What is being asked ▸ Look at each line of the records and count those with "rollover" in them. Please answer with the count alone.

(Data entries)
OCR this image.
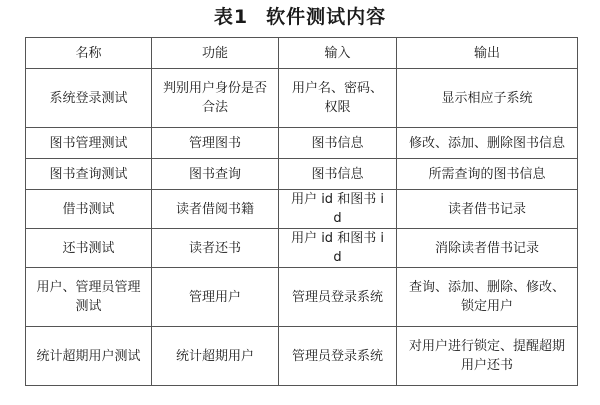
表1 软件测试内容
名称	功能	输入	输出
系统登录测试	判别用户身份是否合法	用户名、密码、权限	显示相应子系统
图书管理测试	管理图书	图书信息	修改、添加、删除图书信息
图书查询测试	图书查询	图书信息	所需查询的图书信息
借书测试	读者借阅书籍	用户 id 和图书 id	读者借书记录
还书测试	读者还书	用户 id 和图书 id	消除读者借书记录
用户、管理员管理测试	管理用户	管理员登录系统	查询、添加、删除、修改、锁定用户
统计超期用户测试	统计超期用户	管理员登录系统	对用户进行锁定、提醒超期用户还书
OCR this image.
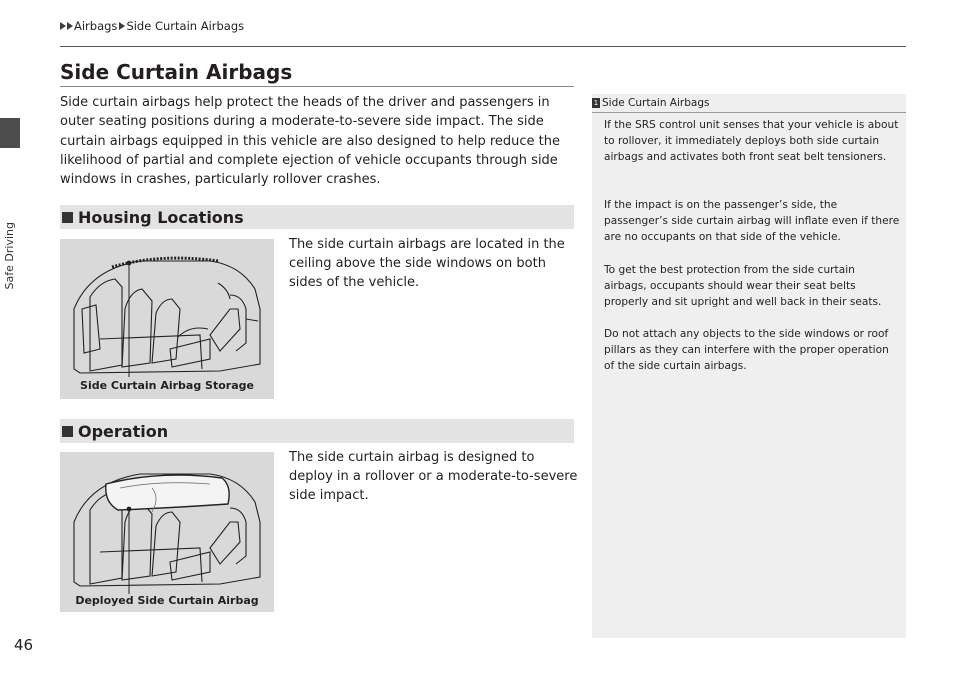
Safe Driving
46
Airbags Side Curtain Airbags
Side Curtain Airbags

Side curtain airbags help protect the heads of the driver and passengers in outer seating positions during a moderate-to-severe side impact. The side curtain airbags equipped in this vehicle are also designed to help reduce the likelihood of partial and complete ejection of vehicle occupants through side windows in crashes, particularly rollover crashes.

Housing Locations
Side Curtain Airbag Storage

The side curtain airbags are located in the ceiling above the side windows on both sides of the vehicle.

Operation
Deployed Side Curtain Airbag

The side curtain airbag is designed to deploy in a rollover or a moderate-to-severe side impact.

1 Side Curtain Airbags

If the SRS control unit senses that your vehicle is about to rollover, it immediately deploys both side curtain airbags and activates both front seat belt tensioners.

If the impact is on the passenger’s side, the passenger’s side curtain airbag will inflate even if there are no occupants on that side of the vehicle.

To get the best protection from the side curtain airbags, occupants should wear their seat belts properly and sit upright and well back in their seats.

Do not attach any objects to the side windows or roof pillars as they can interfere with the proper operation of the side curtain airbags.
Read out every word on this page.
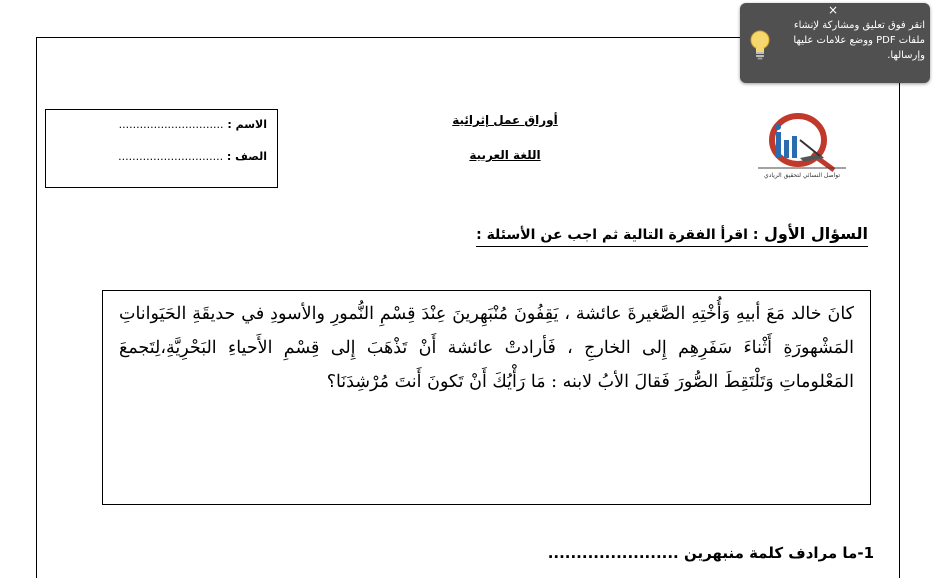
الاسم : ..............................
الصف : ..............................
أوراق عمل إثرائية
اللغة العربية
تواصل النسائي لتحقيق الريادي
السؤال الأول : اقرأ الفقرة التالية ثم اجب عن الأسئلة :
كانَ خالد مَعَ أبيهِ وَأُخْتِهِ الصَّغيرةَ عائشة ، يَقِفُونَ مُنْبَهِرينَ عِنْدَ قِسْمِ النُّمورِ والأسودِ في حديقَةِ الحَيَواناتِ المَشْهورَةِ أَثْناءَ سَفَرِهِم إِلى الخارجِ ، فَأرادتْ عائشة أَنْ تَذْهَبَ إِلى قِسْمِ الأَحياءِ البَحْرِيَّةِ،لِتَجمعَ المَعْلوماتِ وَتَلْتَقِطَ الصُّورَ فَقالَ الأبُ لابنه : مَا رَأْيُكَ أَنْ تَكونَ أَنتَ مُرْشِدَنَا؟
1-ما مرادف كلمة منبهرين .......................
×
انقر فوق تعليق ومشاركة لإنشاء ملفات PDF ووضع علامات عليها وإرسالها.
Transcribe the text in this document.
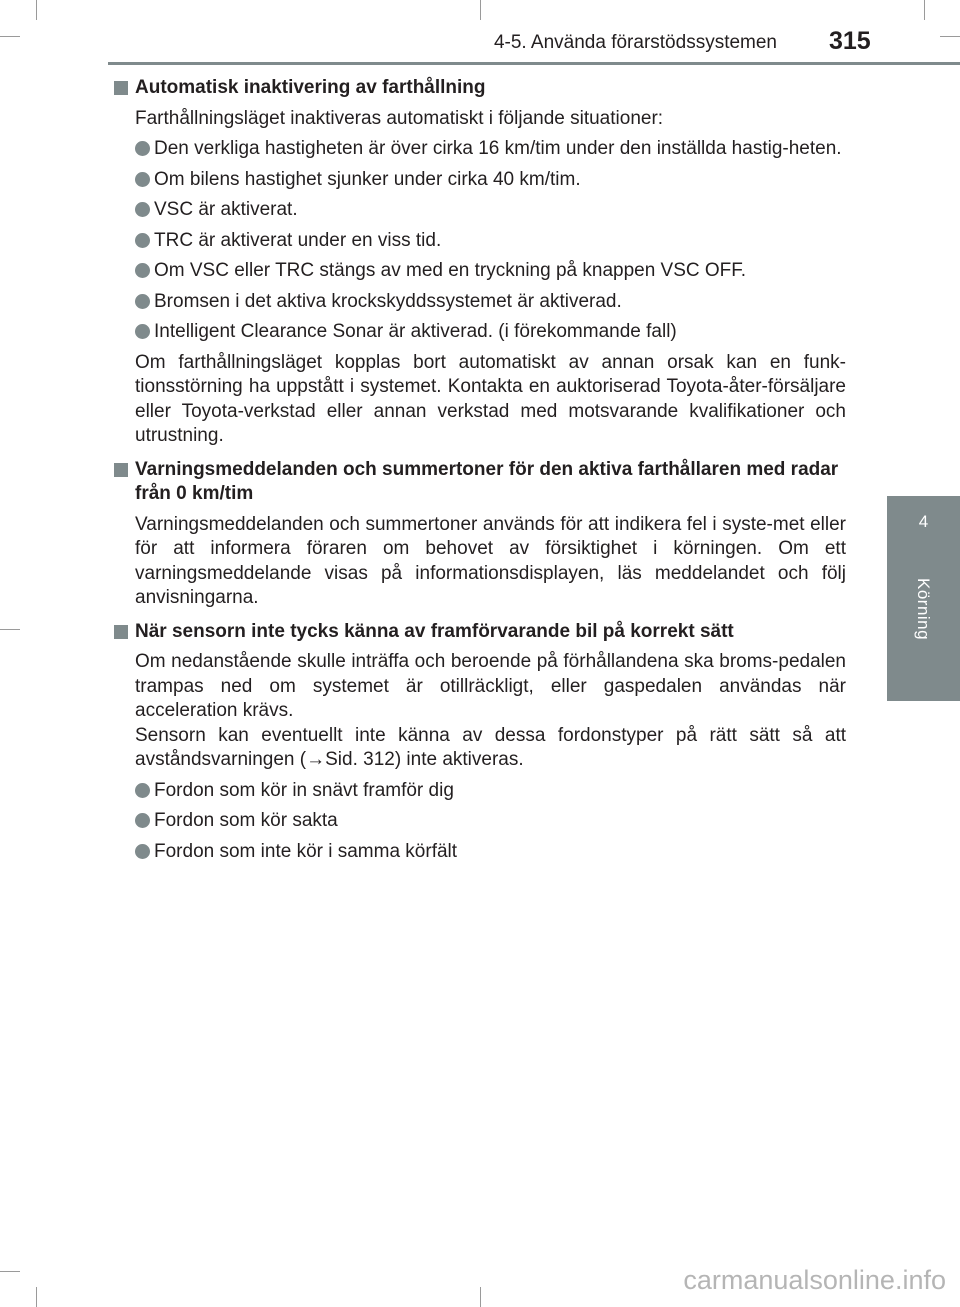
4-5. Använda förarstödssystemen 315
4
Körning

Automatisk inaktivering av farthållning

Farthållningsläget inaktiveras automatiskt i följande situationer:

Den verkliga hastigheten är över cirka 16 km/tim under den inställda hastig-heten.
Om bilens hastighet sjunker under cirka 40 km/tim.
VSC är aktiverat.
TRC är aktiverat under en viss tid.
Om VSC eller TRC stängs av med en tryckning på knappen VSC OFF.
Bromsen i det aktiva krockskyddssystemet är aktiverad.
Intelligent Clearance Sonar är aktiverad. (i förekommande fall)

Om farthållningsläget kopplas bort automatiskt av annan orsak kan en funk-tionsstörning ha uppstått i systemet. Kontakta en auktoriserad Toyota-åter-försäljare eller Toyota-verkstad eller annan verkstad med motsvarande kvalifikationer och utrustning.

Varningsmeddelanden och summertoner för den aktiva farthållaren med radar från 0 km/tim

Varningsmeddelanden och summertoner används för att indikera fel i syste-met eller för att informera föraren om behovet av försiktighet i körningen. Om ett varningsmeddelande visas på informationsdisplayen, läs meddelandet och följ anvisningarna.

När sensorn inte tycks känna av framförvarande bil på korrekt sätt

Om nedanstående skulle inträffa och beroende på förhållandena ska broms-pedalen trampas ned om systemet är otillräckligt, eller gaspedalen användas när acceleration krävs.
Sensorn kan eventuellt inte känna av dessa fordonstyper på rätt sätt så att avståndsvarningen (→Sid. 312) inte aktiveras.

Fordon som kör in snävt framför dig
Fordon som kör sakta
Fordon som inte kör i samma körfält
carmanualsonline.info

Answer to the exercise ▸ 3